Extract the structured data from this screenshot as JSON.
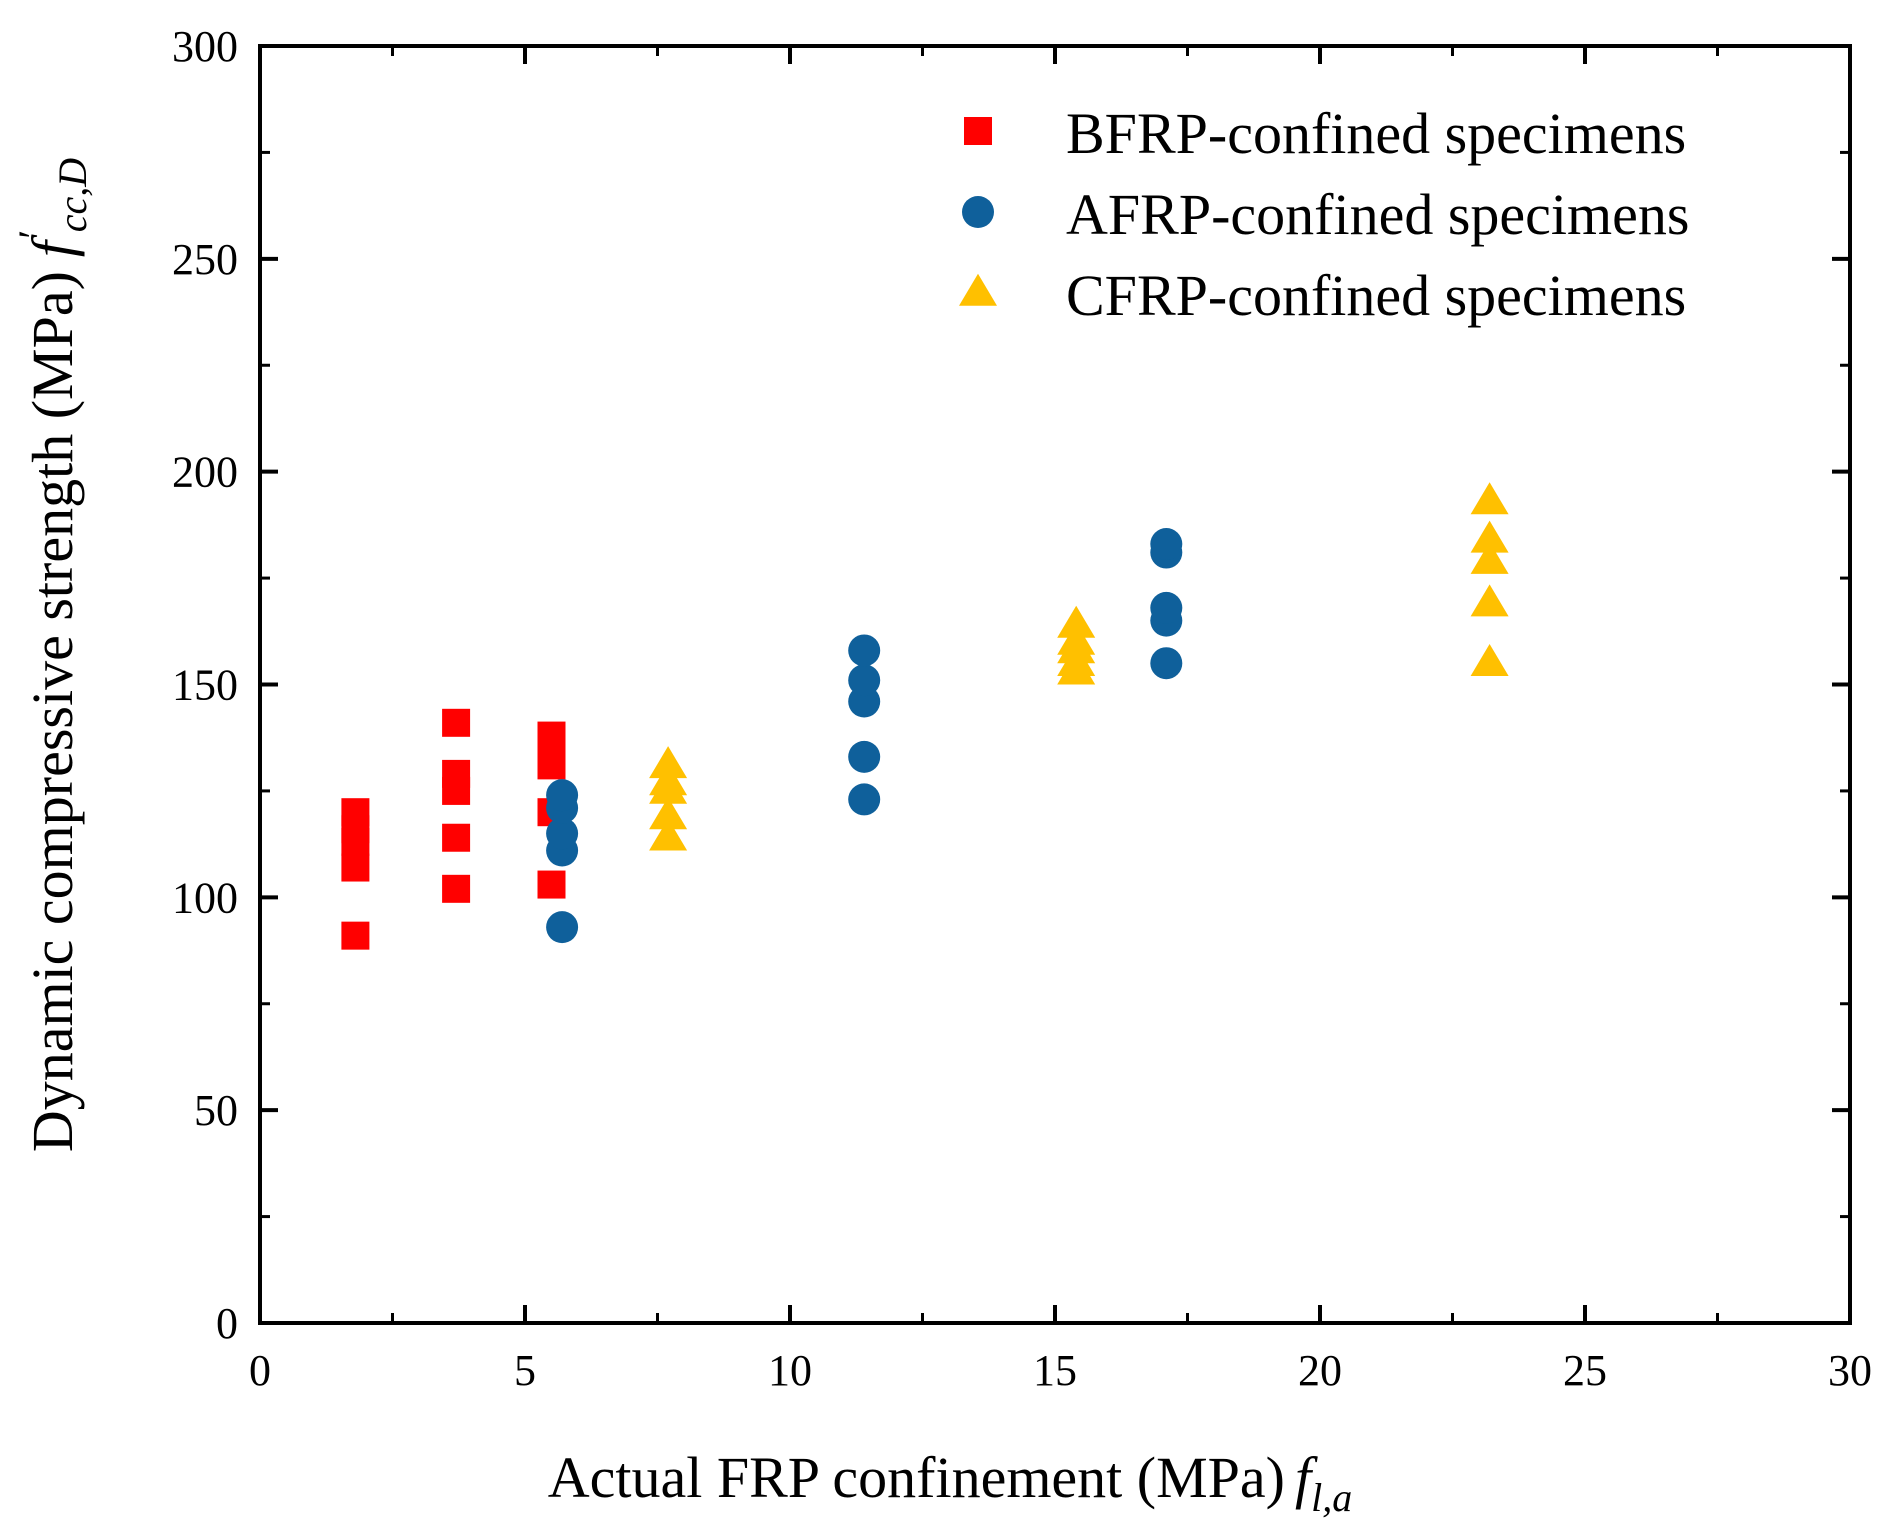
{
  "chart_data": {
    "type": "scatter",
    "title": "",
    "xlabel": "Actual FRP confinement (MPa)",
    "xlabel_symbol": "f",
    "xlabel_subscript": "l,a",
    "ylabel": "Dynamic compressive strength (MPa)",
    "ylabel_symbol": "f",
    "ylabel_prime": "′",
    "ylabel_subscript": "cc,D",
    "xlim": [
      0,
      30
    ],
    "ylim": [
      0,
      300
    ],
    "xticks": [
      0,
      5,
      10,
      15,
      20,
      25,
      30
    ],
    "yticks": [
      0,
      50,
      100,
      150,
      200,
      250,
      300
    ],
    "grid": false,
    "legend_position": "top-right",
    "series": [
      {
        "name": "BFRP-confined specimens",
        "marker": "square",
        "color": "#ff0000",
        "x": [
          1.8,
          1.8,
          1.8,
          1.8,
          1.8,
          3.7,
          3.7,
          3.7,
          3.7,
          3.7,
          5.5,
          5.5,
          5.5,
          5.5,
          5.5
        ],
        "y": [
          91,
          107,
          113,
          116,
          120,
          102,
          114,
          125,
          129,
          141,
          103,
          120,
          131,
          134,
          138
        ]
      },
      {
        "name": "AFRP-confined specimens",
        "marker": "circle",
        "color": "#0f609b",
        "x": [
          5.7,
          5.7,
          5.7,
          5.7,
          5.7,
          11.4,
          11.4,
          11.4,
          11.4,
          11.4,
          17.1,
          17.1,
          17.1,
          17.1,
          17.1
        ],
        "y": [
          93,
          111,
          115,
          121,
          124,
          123,
          133,
          146,
          151,
          158,
          155,
          165,
          168,
          181,
          183
        ]
      },
      {
        "name": "CFRP-confined specimens",
        "marker": "triangle",
        "color": "#ffc000",
        "x": [
          7.7,
          7.7,
          7.7,
          7.7,
          7.7,
          15.4,
          15.4,
          15.4,
          15.4,
          15.4,
          23.2,
          23.2,
          23.2,
          23.2,
          23.2
        ],
        "y": [
          114,
          119,
          125,
          127,
          131,
          153,
          155,
          158,
          160,
          164,
          155,
          169,
          179,
          184,
          193
        ]
      }
    ]
  }
}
══════════
■ **PROBLEM DETAILS**
Search the lines for "marker". Copy each line that has it.

■ **WORKED ANSWER**
        "marker": "square",
        "marker": "circle",
        "marker": "triangle",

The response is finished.